◆ Task brief ◆
Return each line containing "investasi".

--------

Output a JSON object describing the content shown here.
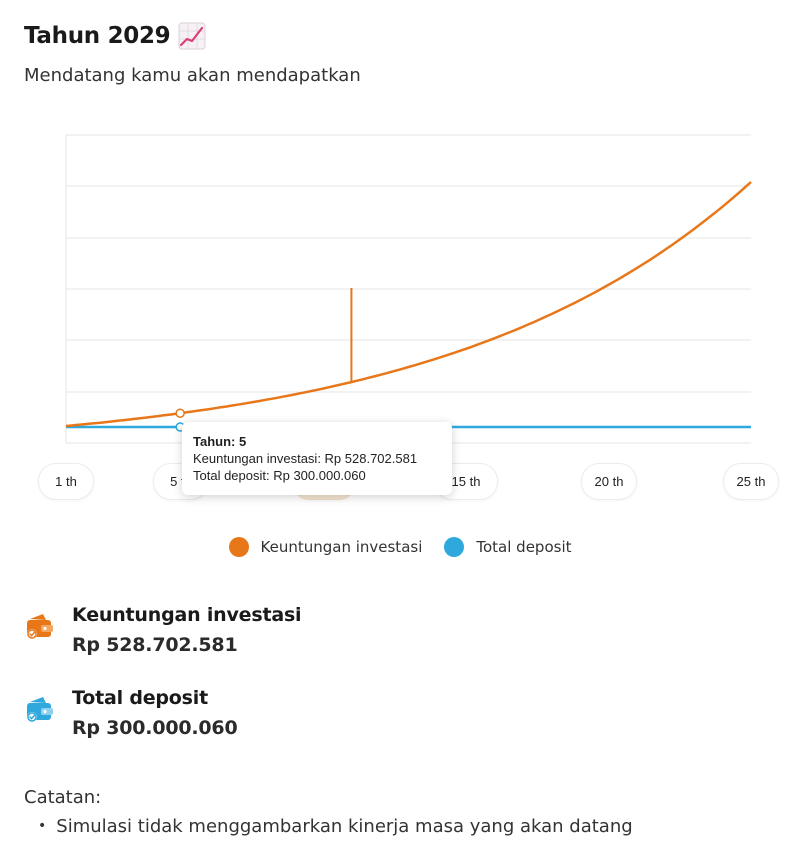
{
  "header": {
    "title": "Tahun 2029",
    "subtitle": "Mendatang kamu akan mendapatkan"
  },
  "chart_data": {
    "type": "line",
    "x": [
      1,
      5,
      10,
      15,
      20,
      25
    ],
    "x_tick_labels": [
      "1 th",
      "5 th",
      "10 th",
      "15 th",
      "20 th",
      "25 th"
    ],
    "series": [
      {
        "name": "Keuntungan investasi",
        "color": "#e8771a",
        "growth_rate": 0.1
      },
      {
        "name": "Total deposit",
        "color": "#2fa8dd",
        "flat": true
      }
    ],
    "selected": {
      "x_index": 1,
      "year": 5
    },
    "grid": true,
    "legend_position": "bottom"
  },
  "tooltip": {
    "title": "Tahun: 5",
    "line1": "Keuntungan investasi: Rp 528.702.581",
    "line2": "Total deposit: Rp 300.000.060"
  },
  "legend": {
    "item1": "Keuntungan investasi",
    "item2": "Total deposit"
  },
  "stats": {
    "profit_label": "Keuntungan investasi",
    "profit_value": "Rp 528.702.581",
    "deposit_label": "Total deposit",
    "deposit_value": "Rp 300.000.060"
  },
  "notes": {
    "title": "Catatan:",
    "items": [
      "Simulasi tidak menggambarkan kinerja masa yang akan datang"
    ]
  },
  "colors": {
    "orange": "#e8771a",
    "blue": "#2fa8dd",
    "title_icon": "#d9407a"
  },
  "icons": {
    "title": "chart-increasing-icon",
    "profit": "wallet-icon",
    "deposit": "wallet-icon"
  }
}
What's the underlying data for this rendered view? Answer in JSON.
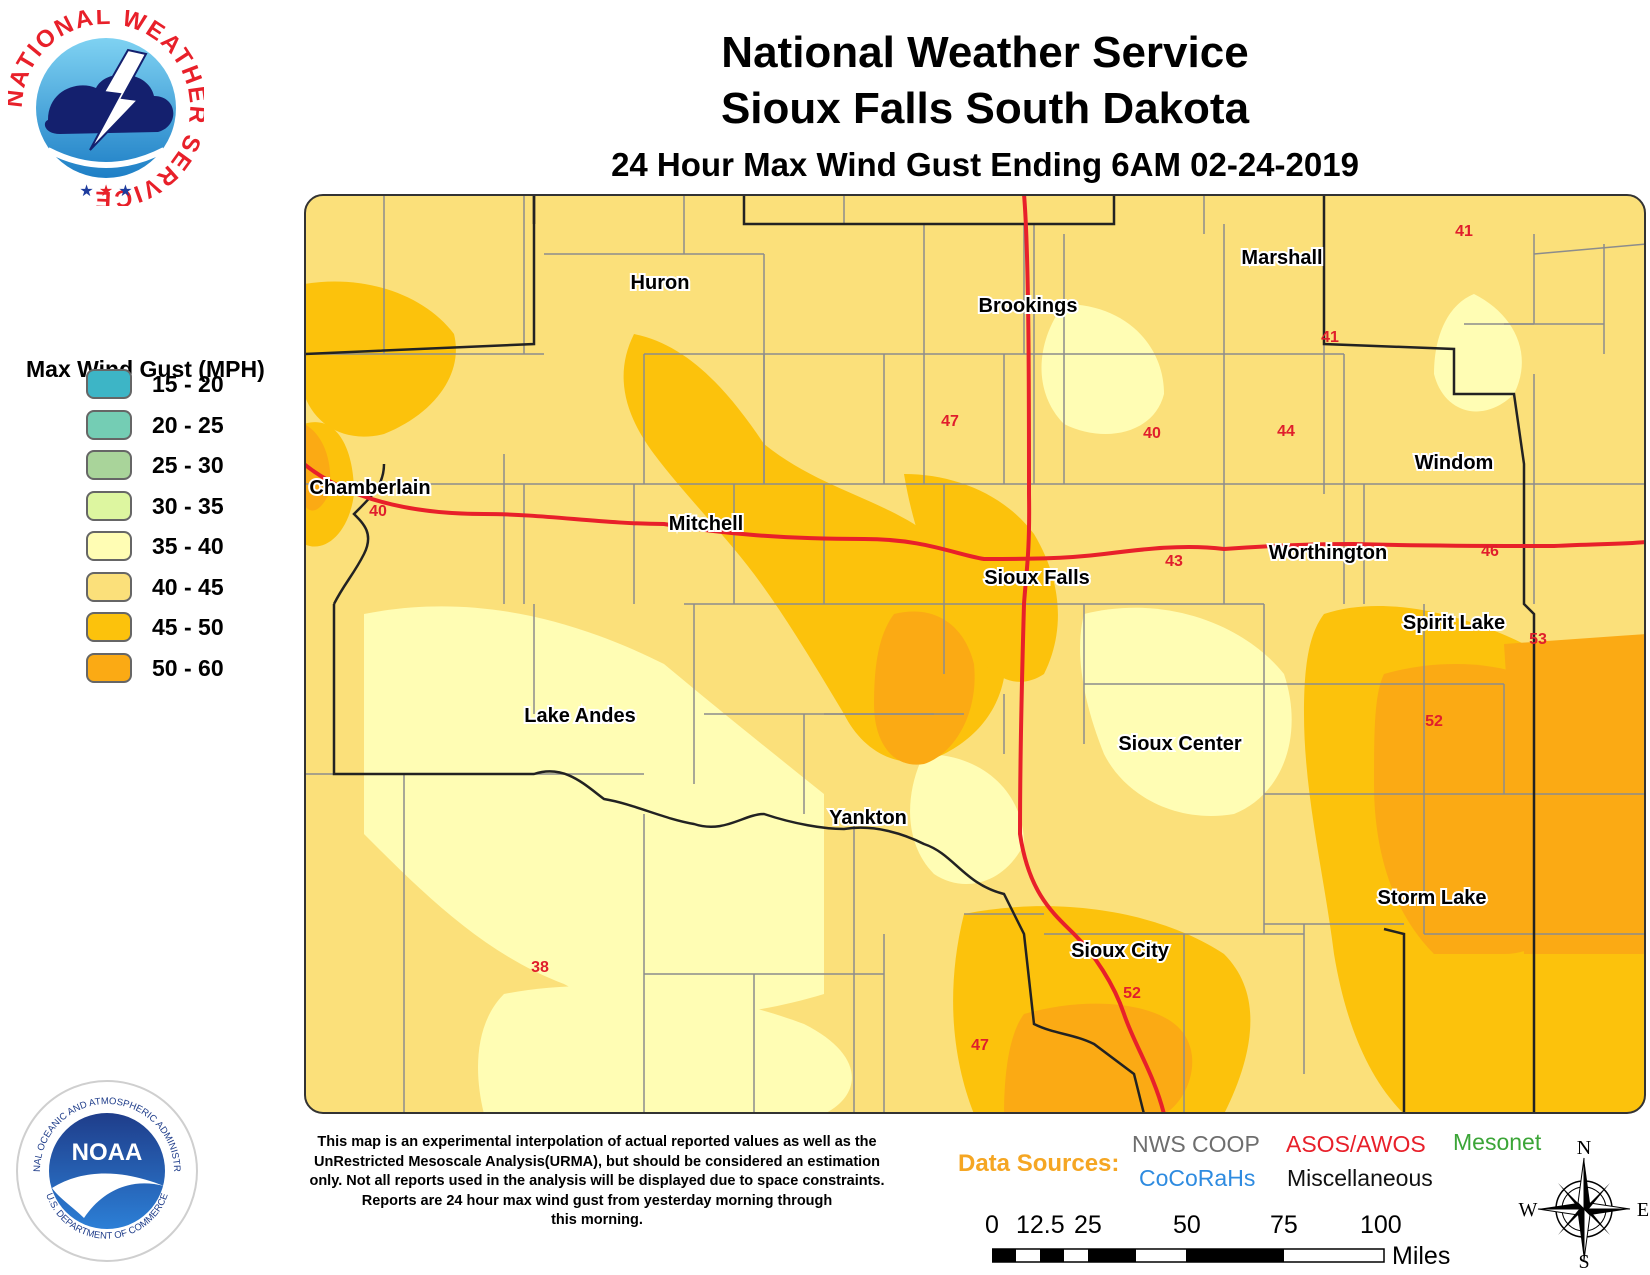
{
  "header": {
    "line1": "National Weather Service",
    "line2": "Sioux Falls South Dakota",
    "line3": "24 Hour Max Wind Gust Ending 6AM 02-24-2019"
  },
  "nws_logo": {
    "ring_text": "NATIONAL WEATHER SERVICE",
    "icon": "nws-logo"
  },
  "noaa_logo": {
    "center_text": "NOAA",
    "ring_text": "NATIONAL OCEANIC AND ATMOSPHERIC ADMINISTRATION",
    "bottom_text": "U.S. DEPARTMENT OF COMMERCE",
    "icon": "noaa-logo"
  },
  "legend": {
    "title": "Max Wind Gust (MPH)",
    "items": [
      {
        "label": "15 - 20",
        "color": "#3DB5C6"
      },
      {
        "label": "20 - 25",
        "color": "#74CDB4"
      },
      {
        "label": "25 - 30",
        "color": "#A9D49A"
      },
      {
        "label": "30 - 35",
        "color": "#DDF6A0"
      },
      {
        "label": "35 - 40",
        "color": "#FFFDB4"
      },
      {
        "label": "40 - 45",
        "color": "#FBE07A"
      },
      {
        "label": "45 - 50",
        "color": "#FCC20C"
      },
      {
        "label": "50 - 60",
        "color": "#FBAA14"
      }
    ]
  },
  "cities": [
    "Huron",
    "Brookings",
    "Marshall",
    "Windom",
    "Chamberlain",
    "Mitchell",
    "Sioux Falls",
    "Worthington",
    "Spirit Lake",
    "Lake Andes",
    "Sioux Center",
    "Yankton",
    "Storm Lake",
    "Sioux City"
  ],
  "observations": [
    "41",
    "41",
    "47",
    "40",
    "44",
    "40",
    "43",
    "46",
    "53",
    "52",
    "38",
    "52",
    "47"
  ],
  "disclaimer": {
    "lines": [
      "This map is an experimental interpolation of actual reported values as well as the",
      "UnRestricted Mesoscale Analysis(URMA), but should be considered an estimation",
      "only. Not all reports used in the analysis will be displayed due to space constraints.",
      "Reports are 24 hour max wind gust from yesterday morning through",
      "this morning."
    ]
  },
  "data_sources": {
    "title": "Data Sources:",
    "items": [
      {
        "label": "NWS COOP",
        "color": "#6E6E6E"
      },
      {
        "label": "ASOS/AWOS",
        "color": "#E8202A"
      },
      {
        "label": "Mesonet",
        "color": "#3BA537"
      },
      {
        "label": "CoCoRaHs",
        "color": "#2E8BE0"
      },
      {
        "label": "Miscellaneous",
        "color": "#111111"
      }
    ]
  },
  "scale_bar": {
    "ticks": [
      "0",
      "12.5",
      "25",
      "50",
      "75",
      "100"
    ],
    "units": "Miles"
  },
  "compass": {
    "n": "N",
    "s": "S",
    "e": "E",
    "w": "W",
    "icon": "compass-rose-icon"
  },
  "colors": {
    "highway": "#E8202A",
    "county_line": "#8C8C8C",
    "state_line": "#222222",
    "obs_text": "#E01E2C"
  }
}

--------

◆ Answer for this exercise ◆
        "name": "Keuntungan investasi",
    "line1": "Keuntungan investasi: Rp 528.702.581",
    "item1": "Keuntungan investasi",
    "profit_label": "Keuntungan investasi",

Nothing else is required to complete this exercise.